Check each line of the material below, and copy it if it holds the string "Data".

* start GIVEN RECORDS *

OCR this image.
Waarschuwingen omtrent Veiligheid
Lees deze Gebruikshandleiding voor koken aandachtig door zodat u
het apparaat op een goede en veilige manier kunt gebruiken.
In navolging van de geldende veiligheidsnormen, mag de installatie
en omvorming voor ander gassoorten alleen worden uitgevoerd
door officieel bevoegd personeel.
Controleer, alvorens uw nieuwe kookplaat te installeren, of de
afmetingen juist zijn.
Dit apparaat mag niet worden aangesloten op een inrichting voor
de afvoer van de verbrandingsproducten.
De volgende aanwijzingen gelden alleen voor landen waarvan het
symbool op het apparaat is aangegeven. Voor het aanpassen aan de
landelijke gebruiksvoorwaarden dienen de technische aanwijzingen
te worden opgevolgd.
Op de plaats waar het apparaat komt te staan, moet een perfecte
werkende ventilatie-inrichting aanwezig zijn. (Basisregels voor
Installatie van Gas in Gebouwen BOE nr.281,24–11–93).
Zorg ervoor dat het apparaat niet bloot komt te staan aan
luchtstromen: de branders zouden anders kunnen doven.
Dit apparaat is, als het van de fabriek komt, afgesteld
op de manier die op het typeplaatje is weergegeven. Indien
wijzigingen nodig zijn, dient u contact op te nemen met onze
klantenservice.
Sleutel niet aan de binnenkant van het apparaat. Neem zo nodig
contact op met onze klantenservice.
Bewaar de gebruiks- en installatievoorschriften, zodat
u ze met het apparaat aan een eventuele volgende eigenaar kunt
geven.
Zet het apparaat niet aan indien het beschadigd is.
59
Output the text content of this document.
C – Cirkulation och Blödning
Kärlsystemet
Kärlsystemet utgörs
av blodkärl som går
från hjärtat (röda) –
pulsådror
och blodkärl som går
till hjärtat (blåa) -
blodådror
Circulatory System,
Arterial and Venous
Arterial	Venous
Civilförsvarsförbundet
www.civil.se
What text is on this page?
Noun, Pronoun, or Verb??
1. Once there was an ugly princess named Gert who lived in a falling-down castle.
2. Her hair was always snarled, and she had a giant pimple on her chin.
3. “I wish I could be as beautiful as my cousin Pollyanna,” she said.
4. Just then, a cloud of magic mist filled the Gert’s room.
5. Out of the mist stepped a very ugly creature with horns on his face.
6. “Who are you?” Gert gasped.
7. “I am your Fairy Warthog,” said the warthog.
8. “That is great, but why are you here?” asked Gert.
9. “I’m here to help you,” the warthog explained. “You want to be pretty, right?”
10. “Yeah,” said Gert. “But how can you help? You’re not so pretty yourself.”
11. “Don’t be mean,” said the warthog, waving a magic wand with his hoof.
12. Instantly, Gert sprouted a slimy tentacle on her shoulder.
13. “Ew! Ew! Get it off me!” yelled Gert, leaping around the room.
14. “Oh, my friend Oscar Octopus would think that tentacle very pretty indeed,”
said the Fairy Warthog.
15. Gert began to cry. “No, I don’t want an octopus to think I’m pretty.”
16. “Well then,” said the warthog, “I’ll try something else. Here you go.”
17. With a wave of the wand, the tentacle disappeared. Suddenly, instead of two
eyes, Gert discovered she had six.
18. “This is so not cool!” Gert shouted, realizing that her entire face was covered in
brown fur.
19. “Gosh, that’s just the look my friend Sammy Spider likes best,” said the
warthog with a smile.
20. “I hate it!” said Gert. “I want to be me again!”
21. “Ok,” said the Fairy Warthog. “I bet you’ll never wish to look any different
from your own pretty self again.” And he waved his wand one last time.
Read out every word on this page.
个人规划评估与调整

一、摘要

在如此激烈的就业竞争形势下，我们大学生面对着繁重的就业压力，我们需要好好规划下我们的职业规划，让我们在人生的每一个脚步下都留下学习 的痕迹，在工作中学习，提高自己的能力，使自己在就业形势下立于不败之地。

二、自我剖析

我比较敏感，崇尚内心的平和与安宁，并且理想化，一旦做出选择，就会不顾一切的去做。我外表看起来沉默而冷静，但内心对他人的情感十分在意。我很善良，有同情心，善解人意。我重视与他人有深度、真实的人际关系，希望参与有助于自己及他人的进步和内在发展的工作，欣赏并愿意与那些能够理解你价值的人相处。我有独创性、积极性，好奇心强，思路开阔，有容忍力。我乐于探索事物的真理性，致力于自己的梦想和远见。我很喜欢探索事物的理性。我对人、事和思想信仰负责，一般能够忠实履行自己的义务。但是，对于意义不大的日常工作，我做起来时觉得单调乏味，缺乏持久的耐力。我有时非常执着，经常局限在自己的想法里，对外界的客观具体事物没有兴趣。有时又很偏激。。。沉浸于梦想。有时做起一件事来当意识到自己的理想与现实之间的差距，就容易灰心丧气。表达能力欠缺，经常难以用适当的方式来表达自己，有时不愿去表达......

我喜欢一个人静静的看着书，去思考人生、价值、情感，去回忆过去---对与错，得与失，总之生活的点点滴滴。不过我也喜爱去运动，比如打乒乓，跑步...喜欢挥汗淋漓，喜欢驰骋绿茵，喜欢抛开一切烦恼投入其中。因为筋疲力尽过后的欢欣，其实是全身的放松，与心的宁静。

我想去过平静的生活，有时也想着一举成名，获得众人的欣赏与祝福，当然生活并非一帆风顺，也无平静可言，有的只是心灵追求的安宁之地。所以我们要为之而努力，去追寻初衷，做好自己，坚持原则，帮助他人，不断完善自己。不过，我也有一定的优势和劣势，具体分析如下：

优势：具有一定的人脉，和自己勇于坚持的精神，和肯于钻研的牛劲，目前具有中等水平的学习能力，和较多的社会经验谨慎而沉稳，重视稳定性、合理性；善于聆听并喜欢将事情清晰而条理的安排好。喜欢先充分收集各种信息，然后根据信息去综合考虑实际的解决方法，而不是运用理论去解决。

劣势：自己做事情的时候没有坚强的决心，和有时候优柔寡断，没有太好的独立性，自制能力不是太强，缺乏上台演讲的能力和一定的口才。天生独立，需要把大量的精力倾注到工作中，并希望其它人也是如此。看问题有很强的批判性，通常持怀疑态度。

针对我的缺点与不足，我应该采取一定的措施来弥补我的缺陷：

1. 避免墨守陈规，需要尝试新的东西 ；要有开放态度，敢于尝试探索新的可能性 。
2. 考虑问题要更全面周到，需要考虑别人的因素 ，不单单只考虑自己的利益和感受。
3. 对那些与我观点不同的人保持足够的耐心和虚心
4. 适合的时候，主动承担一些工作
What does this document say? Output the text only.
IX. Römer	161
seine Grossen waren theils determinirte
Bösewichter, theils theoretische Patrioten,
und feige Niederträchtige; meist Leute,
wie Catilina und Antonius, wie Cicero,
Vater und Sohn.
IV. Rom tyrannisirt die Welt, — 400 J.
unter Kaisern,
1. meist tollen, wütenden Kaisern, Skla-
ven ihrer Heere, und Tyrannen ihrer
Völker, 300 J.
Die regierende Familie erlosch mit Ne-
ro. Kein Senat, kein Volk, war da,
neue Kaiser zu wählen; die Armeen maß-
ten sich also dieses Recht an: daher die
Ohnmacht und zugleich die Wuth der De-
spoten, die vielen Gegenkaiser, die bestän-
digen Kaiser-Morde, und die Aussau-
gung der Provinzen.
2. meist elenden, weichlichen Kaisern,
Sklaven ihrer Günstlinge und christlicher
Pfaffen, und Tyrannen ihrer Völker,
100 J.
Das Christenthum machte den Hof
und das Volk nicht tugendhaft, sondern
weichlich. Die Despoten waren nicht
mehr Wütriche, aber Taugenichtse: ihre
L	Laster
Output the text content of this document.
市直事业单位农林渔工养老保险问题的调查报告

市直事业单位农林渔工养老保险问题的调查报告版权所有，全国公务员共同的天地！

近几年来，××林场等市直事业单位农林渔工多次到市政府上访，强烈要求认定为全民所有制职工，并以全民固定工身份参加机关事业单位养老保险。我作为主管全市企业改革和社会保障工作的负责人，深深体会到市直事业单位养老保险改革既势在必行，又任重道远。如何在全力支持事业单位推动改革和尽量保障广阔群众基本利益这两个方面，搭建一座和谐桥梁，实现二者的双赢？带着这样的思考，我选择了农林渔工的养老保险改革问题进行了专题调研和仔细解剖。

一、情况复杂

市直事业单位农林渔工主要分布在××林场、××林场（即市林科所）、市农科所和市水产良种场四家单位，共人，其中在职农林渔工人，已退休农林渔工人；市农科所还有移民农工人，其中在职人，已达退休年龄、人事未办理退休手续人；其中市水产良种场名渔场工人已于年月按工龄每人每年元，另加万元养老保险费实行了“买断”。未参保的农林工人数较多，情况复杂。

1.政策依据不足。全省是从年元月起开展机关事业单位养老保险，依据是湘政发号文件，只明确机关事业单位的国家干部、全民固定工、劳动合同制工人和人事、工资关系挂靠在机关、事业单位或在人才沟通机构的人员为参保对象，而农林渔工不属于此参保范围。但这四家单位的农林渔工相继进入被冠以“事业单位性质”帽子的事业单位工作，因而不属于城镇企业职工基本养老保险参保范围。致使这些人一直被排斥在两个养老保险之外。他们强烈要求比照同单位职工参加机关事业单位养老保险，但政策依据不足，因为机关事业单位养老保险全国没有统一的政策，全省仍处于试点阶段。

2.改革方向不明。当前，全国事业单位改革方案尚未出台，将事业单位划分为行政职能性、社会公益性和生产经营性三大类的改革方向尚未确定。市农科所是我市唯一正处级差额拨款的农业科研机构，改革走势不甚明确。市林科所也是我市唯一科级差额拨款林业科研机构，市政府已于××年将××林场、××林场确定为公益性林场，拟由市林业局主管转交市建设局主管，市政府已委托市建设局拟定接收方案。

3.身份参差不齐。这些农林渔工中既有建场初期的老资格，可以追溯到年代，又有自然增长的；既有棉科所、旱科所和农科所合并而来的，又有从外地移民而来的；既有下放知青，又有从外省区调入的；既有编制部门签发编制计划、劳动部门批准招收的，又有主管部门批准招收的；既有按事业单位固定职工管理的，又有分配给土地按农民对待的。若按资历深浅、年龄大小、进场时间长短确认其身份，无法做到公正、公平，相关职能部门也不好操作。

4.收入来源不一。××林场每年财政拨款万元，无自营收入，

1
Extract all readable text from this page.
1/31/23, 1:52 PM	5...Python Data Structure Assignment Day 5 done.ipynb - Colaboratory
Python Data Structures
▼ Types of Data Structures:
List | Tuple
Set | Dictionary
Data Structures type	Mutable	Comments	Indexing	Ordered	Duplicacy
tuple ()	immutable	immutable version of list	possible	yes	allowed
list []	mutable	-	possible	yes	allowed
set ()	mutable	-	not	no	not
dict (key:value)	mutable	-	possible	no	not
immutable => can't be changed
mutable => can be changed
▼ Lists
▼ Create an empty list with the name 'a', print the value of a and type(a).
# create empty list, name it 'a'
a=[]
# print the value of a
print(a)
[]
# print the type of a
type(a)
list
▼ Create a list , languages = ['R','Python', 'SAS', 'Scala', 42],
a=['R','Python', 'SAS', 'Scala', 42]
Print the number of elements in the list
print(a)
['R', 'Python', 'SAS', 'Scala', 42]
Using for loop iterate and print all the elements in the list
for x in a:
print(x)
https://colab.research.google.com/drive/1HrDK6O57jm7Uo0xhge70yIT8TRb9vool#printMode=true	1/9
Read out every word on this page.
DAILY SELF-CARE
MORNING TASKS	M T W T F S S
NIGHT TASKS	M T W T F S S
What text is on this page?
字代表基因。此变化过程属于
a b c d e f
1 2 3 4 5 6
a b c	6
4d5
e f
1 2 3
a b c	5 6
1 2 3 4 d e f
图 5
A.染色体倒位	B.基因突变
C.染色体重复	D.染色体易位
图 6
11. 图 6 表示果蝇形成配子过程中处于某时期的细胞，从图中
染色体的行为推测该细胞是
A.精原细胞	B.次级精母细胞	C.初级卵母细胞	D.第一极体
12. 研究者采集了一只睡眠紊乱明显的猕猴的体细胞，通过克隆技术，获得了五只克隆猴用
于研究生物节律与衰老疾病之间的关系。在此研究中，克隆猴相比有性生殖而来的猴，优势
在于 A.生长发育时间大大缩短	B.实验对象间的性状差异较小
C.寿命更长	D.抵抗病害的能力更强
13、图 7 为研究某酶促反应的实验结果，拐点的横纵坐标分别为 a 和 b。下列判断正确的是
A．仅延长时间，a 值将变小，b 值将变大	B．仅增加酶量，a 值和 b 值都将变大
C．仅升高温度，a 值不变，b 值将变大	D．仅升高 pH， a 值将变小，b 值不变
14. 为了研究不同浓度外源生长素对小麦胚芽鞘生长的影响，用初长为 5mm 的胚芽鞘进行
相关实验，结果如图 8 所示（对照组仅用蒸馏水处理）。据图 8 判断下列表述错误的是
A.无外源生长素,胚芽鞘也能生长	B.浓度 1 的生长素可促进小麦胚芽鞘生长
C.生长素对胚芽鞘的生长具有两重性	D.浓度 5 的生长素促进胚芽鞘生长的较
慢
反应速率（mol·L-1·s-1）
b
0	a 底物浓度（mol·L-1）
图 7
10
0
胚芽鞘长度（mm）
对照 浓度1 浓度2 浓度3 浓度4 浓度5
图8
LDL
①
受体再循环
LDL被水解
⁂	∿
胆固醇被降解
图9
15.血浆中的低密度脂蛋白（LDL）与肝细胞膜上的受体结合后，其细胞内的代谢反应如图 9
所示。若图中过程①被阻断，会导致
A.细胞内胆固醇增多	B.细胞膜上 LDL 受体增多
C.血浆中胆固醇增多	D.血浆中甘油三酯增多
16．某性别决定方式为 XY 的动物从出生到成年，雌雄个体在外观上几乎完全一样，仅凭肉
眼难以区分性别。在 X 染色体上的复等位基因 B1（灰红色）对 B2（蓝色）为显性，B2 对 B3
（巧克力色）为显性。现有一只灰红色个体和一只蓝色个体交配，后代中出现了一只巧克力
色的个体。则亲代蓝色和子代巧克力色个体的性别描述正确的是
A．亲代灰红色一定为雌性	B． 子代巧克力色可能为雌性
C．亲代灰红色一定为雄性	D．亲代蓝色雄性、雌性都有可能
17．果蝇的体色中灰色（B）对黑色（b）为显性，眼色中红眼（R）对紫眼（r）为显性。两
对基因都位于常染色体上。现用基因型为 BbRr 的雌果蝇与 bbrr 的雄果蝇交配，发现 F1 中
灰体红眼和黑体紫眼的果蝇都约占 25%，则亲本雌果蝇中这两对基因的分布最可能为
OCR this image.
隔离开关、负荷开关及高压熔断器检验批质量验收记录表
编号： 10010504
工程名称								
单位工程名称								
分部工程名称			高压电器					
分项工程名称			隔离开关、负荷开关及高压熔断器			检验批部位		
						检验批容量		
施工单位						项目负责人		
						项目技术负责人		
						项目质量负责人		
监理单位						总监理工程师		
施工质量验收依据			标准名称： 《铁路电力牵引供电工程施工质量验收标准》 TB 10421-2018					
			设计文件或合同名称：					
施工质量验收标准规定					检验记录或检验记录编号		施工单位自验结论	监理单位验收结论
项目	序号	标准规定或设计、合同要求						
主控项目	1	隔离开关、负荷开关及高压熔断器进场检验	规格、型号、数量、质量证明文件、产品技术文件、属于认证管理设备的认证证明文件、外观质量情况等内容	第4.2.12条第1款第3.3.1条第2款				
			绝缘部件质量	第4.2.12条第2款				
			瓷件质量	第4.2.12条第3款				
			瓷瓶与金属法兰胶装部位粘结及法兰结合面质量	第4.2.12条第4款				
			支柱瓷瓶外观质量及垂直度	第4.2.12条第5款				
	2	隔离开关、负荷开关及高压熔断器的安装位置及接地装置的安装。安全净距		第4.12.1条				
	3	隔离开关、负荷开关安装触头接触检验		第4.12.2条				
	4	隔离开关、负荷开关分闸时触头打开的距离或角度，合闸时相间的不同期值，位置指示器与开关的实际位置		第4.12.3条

* end GIVEN RECORDS *

RESPONSE:
1/31/23, 1:52 PM	5...Python Data Structure Assignment Day 5 done.ipynb - Colaboratory
Python Data Structures
▼ Types of Data Structures:
Data Structures type	Mutable	Comments	Indexing	Ordered	Duplicacy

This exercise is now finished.